▸ RECORDS:
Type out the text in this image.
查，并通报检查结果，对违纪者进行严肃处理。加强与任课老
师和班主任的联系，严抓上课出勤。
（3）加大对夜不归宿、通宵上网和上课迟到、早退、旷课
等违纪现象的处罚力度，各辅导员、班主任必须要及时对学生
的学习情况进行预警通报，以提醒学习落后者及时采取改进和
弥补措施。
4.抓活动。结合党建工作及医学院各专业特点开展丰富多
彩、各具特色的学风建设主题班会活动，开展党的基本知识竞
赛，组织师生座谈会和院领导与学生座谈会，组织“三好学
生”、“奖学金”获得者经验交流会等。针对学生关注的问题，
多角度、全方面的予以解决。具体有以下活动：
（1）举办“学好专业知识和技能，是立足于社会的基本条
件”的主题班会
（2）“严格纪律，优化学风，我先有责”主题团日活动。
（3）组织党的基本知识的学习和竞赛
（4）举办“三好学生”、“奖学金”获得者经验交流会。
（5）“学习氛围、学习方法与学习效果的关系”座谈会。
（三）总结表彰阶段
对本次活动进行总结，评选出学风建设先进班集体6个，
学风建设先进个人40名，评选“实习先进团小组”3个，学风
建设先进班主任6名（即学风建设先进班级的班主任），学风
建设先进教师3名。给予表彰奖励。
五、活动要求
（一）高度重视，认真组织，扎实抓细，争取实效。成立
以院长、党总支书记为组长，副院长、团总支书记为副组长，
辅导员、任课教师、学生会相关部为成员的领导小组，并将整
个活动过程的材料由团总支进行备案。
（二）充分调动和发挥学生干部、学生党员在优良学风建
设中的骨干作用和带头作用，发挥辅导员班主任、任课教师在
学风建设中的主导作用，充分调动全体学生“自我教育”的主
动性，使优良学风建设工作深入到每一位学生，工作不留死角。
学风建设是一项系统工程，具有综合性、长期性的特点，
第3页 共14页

▸ REQUEST: All records above must be set down exactly, please.

▸ TASK RESULT:
Type out the text in this image.
查，并通报检查结果，对违纪者进行严肃处理。加强与任课老
师和班主任的联系，严抓上课出勤。
（3）加大对夜不归宿、通宵上网和上课迟到、早退、旷课
等违纪现象的处罚力度，各辅导员、班主任必须要及时对学生
的学习情况进行预警通报，以提醒学习落后者及时采取改进和
弥补措施。
4.抓活动。结合党建工作及医学院各专业特点开展丰富多
彩、各具特色的学风建设主题班会活动，开展党的基本知识竞
赛，组织师生座谈会和院领导与学生座谈会，组织“三好学
生”、“奖学金”获得者经验交流会等。针对学生关注的问题，
多角度、全方面的予以解决。具体有以下活动：
（1）举办“学好专业知识和技能，是立足于社会的基本条
件”的主题班会
（2）“严格纪律，优化学风，我先有责”主题团日活动。
（3）组织党的基本知识的学习和竞赛
（4）举办“三好学生”、“奖学金”获得者经验交流会。
（5）“学习氛围、学习方法与学习效果的关系”座谈会。
（三）总结表彰阶段
对本次活动进行总结，评选出学风建设先进班集体6个，
学风建设先进个人40名，评选“实习先进团小组”3个，学风
建设先进班主任6名（即学风建设先进班级的班主任），学风
建设先进教师3名。给予表彰奖励。
五、活动要求
（一）高度重视，认真组织，扎实抓细，争取实效。成立
以院长、党总支书记为组长，副院长、团总支书记为副组长，
辅导员、任课教师、学生会相关部为成员的领导小组，并将整
个活动过程的材料由团总支进行备案。
（二）充分调动和发挥学生干部、学生党员在优良学风建
设中的骨干作用和带头作用，发挥辅导员班主任、任课教师在
学风建设中的主导作用，充分调动全体学生“自我教育”的主
动性，使优良学风建设工作深入到每一位学生，工作不留死角。
学风建设是一项系统工程，具有综合性、长期性的特点，
第3页 共14页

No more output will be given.